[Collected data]
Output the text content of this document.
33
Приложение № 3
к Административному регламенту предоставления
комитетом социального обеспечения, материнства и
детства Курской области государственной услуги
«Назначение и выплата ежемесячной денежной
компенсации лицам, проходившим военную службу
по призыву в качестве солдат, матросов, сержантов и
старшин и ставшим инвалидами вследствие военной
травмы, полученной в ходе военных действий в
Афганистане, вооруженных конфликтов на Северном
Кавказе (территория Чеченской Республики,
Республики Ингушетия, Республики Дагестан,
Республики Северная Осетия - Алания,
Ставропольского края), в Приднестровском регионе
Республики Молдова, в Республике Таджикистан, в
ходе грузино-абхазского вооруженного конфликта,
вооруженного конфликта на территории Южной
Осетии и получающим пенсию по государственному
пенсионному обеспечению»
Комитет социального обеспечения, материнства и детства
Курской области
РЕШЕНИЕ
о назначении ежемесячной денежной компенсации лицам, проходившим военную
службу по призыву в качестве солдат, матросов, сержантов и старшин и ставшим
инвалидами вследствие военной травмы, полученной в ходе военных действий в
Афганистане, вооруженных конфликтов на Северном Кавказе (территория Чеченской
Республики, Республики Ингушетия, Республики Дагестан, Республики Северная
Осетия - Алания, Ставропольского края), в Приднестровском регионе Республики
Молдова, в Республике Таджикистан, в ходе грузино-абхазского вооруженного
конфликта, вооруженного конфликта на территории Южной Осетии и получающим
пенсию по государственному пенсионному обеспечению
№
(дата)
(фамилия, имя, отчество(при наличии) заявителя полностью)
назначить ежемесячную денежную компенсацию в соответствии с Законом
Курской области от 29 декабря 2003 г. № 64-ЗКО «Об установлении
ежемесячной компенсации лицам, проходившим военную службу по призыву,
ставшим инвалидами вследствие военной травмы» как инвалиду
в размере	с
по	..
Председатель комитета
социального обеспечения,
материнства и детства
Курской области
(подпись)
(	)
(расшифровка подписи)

**The problem**
State how many lines of the data include the word "Кавказе", with nothing else.

**Completed exercise**
2